++++ Input material

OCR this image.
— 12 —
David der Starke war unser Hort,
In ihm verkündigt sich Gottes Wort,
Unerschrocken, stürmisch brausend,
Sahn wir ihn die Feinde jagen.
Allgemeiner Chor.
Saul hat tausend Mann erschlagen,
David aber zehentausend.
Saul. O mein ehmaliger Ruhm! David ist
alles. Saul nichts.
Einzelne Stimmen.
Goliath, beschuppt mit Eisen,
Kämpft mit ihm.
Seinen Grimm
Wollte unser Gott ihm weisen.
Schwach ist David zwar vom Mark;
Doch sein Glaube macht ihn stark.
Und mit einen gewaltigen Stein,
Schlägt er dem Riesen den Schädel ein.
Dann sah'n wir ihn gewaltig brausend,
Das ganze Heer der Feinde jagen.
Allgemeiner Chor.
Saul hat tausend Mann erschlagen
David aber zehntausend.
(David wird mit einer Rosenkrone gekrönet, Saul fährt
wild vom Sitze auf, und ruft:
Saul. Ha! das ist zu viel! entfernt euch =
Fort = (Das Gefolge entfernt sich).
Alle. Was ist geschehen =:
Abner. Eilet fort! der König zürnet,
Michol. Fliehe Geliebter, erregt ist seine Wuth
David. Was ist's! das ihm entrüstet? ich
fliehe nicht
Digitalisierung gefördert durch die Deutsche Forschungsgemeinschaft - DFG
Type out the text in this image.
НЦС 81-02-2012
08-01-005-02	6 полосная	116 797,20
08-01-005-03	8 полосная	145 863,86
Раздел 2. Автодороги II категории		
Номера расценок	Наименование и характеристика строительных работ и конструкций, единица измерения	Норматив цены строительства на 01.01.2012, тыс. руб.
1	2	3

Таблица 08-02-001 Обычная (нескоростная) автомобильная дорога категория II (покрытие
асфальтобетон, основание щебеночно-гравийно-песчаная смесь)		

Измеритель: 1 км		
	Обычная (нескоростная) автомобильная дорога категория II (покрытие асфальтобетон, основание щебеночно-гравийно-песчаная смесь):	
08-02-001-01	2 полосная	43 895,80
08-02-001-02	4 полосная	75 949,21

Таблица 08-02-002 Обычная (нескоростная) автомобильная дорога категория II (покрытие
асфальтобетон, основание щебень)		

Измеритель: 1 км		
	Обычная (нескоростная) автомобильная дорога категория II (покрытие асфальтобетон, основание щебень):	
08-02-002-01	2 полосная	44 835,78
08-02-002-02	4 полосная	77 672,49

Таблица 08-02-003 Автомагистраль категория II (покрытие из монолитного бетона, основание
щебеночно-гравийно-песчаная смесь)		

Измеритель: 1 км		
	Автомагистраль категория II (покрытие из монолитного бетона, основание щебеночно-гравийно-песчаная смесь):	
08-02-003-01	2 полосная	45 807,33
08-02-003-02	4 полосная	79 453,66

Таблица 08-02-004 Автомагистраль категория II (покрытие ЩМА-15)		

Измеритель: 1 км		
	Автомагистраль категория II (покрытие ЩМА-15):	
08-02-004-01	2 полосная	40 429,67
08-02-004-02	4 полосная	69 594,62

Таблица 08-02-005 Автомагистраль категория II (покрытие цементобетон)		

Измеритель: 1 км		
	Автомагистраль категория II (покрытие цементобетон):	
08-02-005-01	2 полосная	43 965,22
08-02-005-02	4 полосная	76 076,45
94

++++++++

## Stated exercise:
Of the lines in the entries, how many include the word "дорога"? State only the number.

## Solution for this task:
4